:: What the task requires ::
In this exercise, copy exactly the lines from the one that contains "Give me the" through the end of the entries below; pictures are not copied.
[Rows start]
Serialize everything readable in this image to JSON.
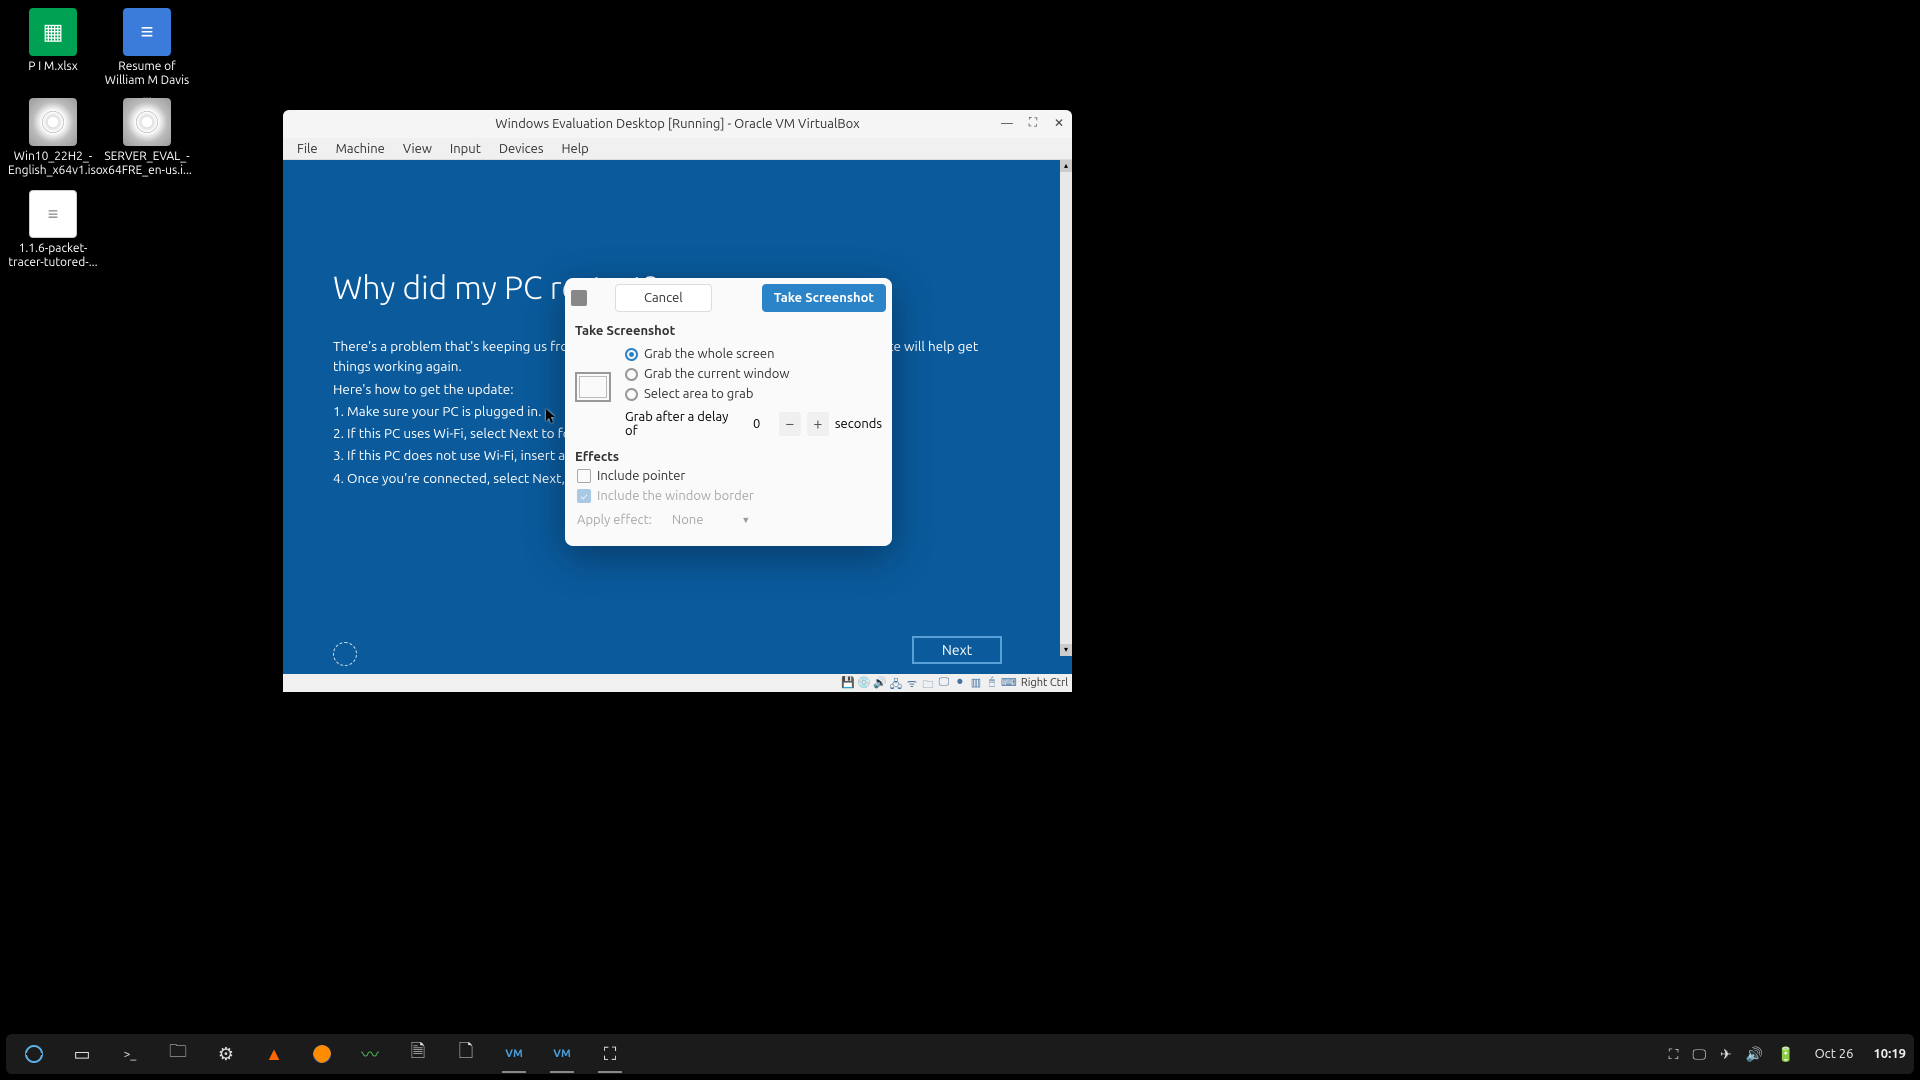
{
  "desktop_icons": [
    {
      "label": "P I M.xlsx",
      "type": "sheet"
    },
    {
      "label": "Resume of William M Davis ...",
      "type": "doc"
    },
    {
      "label": "Win10_22H2_-English_x64v1.iso",
      "type": "disc"
    },
    {
      "label": "SERVER_EVAL_-x64FRE_en-us.i...",
      "type": "disc"
    },
    {
      "label": "1.1.6-packet-tracer-tutored-...",
      "type": "textfile"
    }
  ],
  "vbox": {
    "title": "Windows Evaluation Desktop [Running] - Oracle VM VirtualBox",
    "menu": [
      "File",
      "Machine",
      "View",
      "Input",
      "Devices",
      "Help"
    ],
    "host_key": "Right Ctrl"
  },
  "oobe": {
    "heading": "Why did my PC restart?",
    "lines": [
      "There's a problem that's keeping us from getting your PC ready to use, but we think an update will help get things working again.",
      "Here's how to get the update:",
      "1. Make sure your PC is plugged in.",
      "2. If this PC uses Wi-Fi, select Next to follow instructions to finish connecting to a network.",
      "3. If this PC does not use Wi-Fi, insert a network cable.",
      "4. Once you're connected, select Next, and the update will install."
    ],
    "next_label": "Next"
  },
  "screenshot_dialog": {
    "cancel_label": "Cancel",
    "take_label": "Take Screenshot",
    "section_take": "Take Screenshot",
    "options": {
      "whole": "Grab the whole screen",
      "window": "Grab the current window",
      "area": "Select area to grab",
      "selected": "whole"
    },
    "delay": {
      "label_before": "Grab after a delay of",
      "value": "0",
      "label_after": "seconds"
    },
    "section_effects": "Effects",
    "effects": {
      "include_pointer": "Include pointer",
      "include_border": "Include the window border",
      "apply_label": "Apply effect:",
      "apply_value": "None"
    }
  },
  "taskbar": {
    "items": [
      {
        "name": "start",
        "glyph": "◉"
      },
      {
        "name": "files",
        "glyph": "▭"
      },
      {
        "name": "terminal",
        "glyph": ">_"
      },
      {
        "name": "file-manager",
        "glyph": "🗀"
      },
      {
        "name": "settings",
        "glyph": "⚙"
      },
      {
        "name": "vlc",
        "glyph": "▲"
      },
      {
        "name": "firefox",
        "glyph": "🦊"
      },
      {
        "name": "system-monitor",
        "glyph": "〰"
      },
      {
        "name": "notes",
        "glyph": "🗎"
      },
      {
        "name": "text-editor",
        "glyph": "🗋"
      },
      {
        "name": "virtualbox-vm",
        "glyph": "VM"
      },
      {
        "name": "virtualbox",
        "glyph": "VM"
      },
      {
        "name": "screenshot",
        "glyph": "⛶"
      }
    ],
    "tray": {
      "screen": "⛶",
      "display": "🖵",
      "airplane": "✈",
      "volume": "🔊",
      "battery": "🔋"
    },
    "date": "Oct 26",
    "time": "10:19"
  }
}
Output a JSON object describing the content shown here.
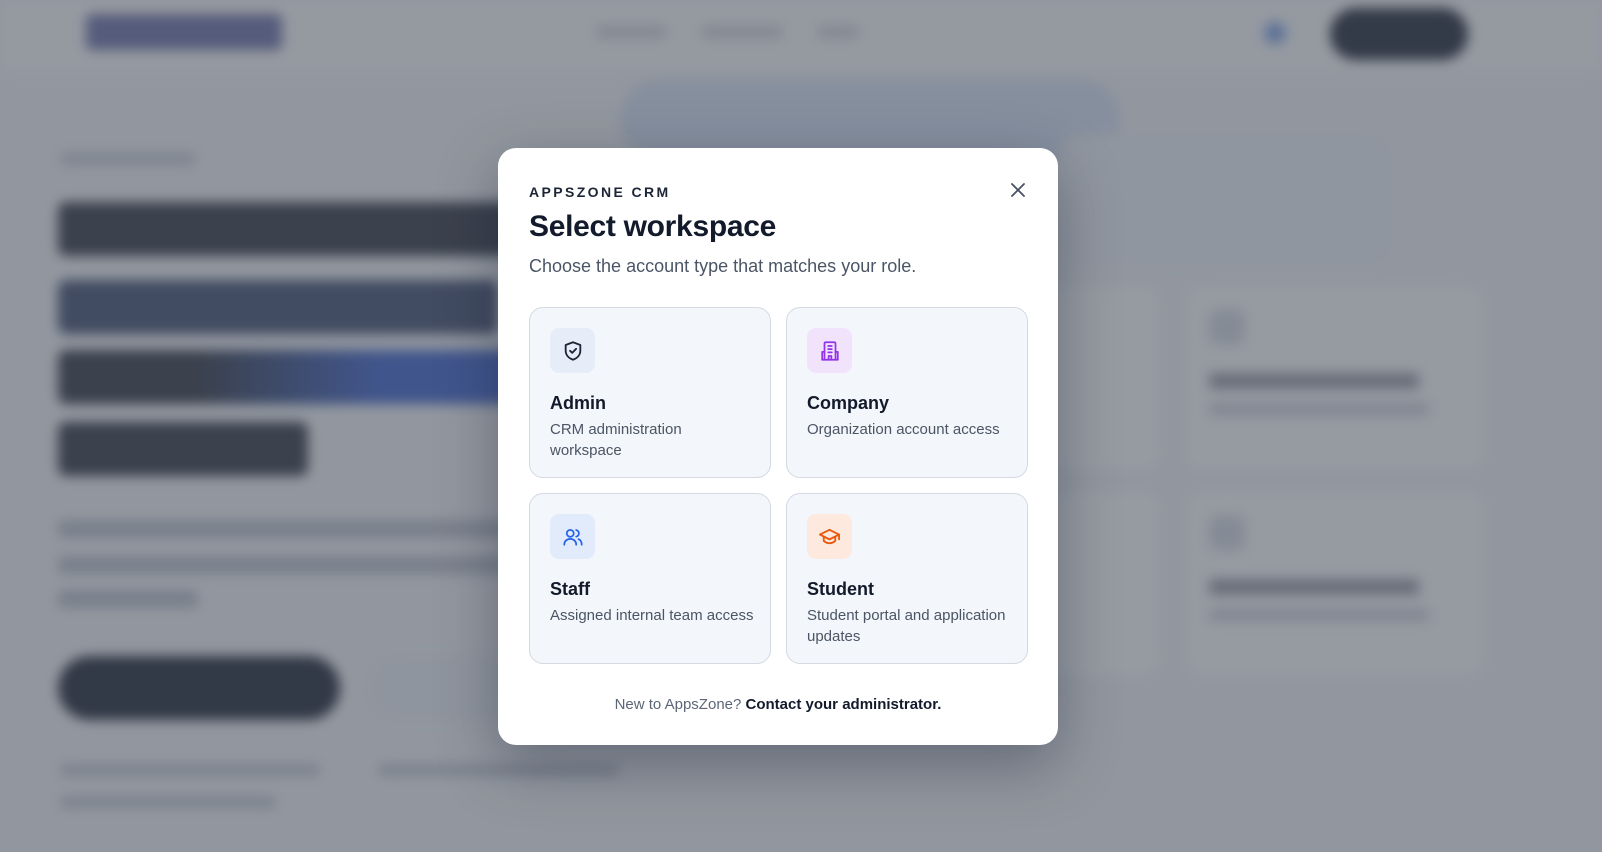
{
  "modal": {
    "brand": "APPSZONE CRM",
    "title": "Select workspace",
    "subtitle": "Choose the account type that matches your role.",
    "close_icon": "close-icon",
    "cards": [
      {
        "title": "Admin",
        "description": "CRM administration workspace",
        "icon": "shield-check-icon",
        "icon_bg": "#e6edf8",
        "icon_color": "#1c2536"
      },
      {
        "title": "Company",
        "description": "Organization account access",
        "icon": "building-icon",
        "icon_bg": "#f1e3fb",
        "icon_color": "#9333ea"
      },
      {
        "title": "Staff",
        "description": "Assigned internal team access",
        "icon": "users-icon",
        "icon_bg": "#e1ebfc",
        "icon_color": "#2563eb"
      },
      {
        "title": "Student",
        "description": "Student portal and application updates",
        "icon": "graduation-cap-icon",
        "icon_bg": "#fde9dd",
        "icon_color": "#ea580c"
      }
    ],
    "footer": {
      "prefix": "New to AppsZone?",
      "link": "Contact your administrator."
    }
  },
  "colors": {
    "overlay": "#50566094",
    "text_primary": "#121a2b",
    "text_secondary": "#4b5565"
  }
}
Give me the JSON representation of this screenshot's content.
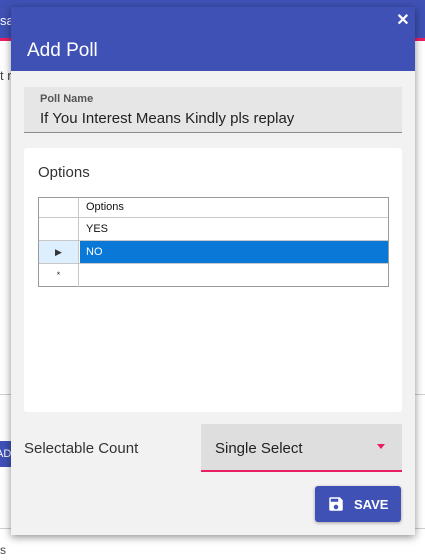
{
  "background": {
    "topbar_fragment": "sa",
    "side_fragment": "t r",
    "button_fragment": "AD",
    "bottom_fragment": "s"
  },
  "dialog": {
    "title": "Add Poll",
    "close_glyph": "✕"
  },
  "poll_name": {
    "label": "Poll Name",
    "value": "If You Interest Means Kindly pls replay"
  },
  "options": {
    "title": "Options",
    "column_header": "Options",
    "rows": [
      {
        "indicator": "",
        "value": "YES",
        "selected": false
      },
      {
        "indicator": "▶",
        "value": "NO",
        "selected": true
      },
      {
        "indicator": "*",
        "value": "",
        "selected": false
      }
    ]
  },
  "selectable_count": {
    "label": "Selectable Count",
    "value": "Single Select"
  },
  "save_button": {
    "label": "SAVE",
    "icon": "floppy-disk-icon"
  },
  "colors": {
    "primary": "#3f51b5",
    "accent": "#e91e63",
    "selection": "#0a78d7"
  }
}
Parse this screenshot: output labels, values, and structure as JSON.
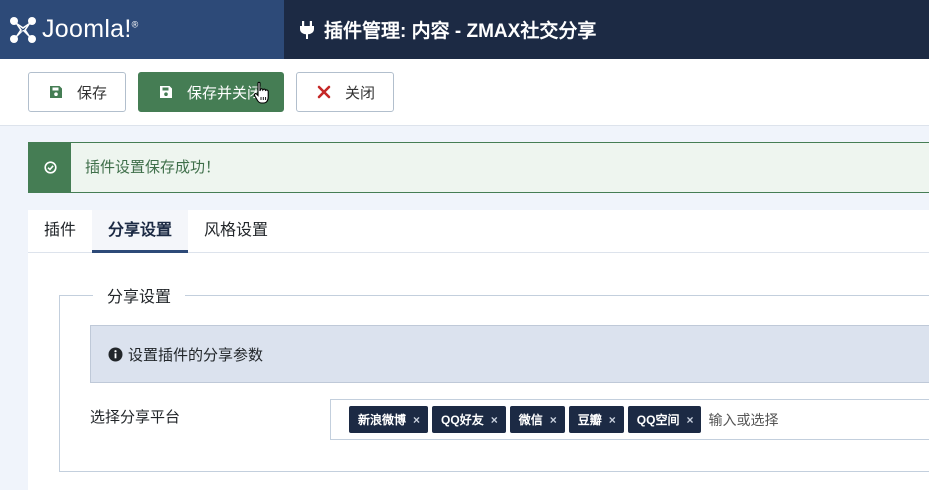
[Rows end]
:: Task response ::
Give me the JSON representation of this screenshot's content.
{
  "background": {
    "topbar_fragment": "sa",
    "side_fragment": "t r",
    "button_fragment": "AD",
    "bottom_fragment": "s"
  },
  "dialog": {
    "title": "Add Poll",
    "close_glyph": "✕"
  },
  "poll_name": {
    "label": "Poll Name",
    "value": "If You Interest Means Kindly pls replay"
  },
  "options": {
    "title": "Options",
    "column_header": "Options",
    "rows": [
      {
        "indicator": "",
        "value": "YES",
        "selected": false
      },
      {
        "indicator": "▶",
        "value": "NO",
        "selected": true
      },
      {
        "indicator": "*",
        "value": "",
        "selected": false
      }
    ]
  },
  "selectable_count": {
    "label": "Selectable Count",
    "value": "Single Select"
  },
  "save_button": {
    "label": "SAVE",
    "icon": "floppy-disk-icon"
  },
  "colors": {
    "primary": "#3f51b5",
    "accent": "#e91e63",
    "selection": "#0a78d7"
  }
}
Parse this screenshot: output labels, values, and structure as JSON.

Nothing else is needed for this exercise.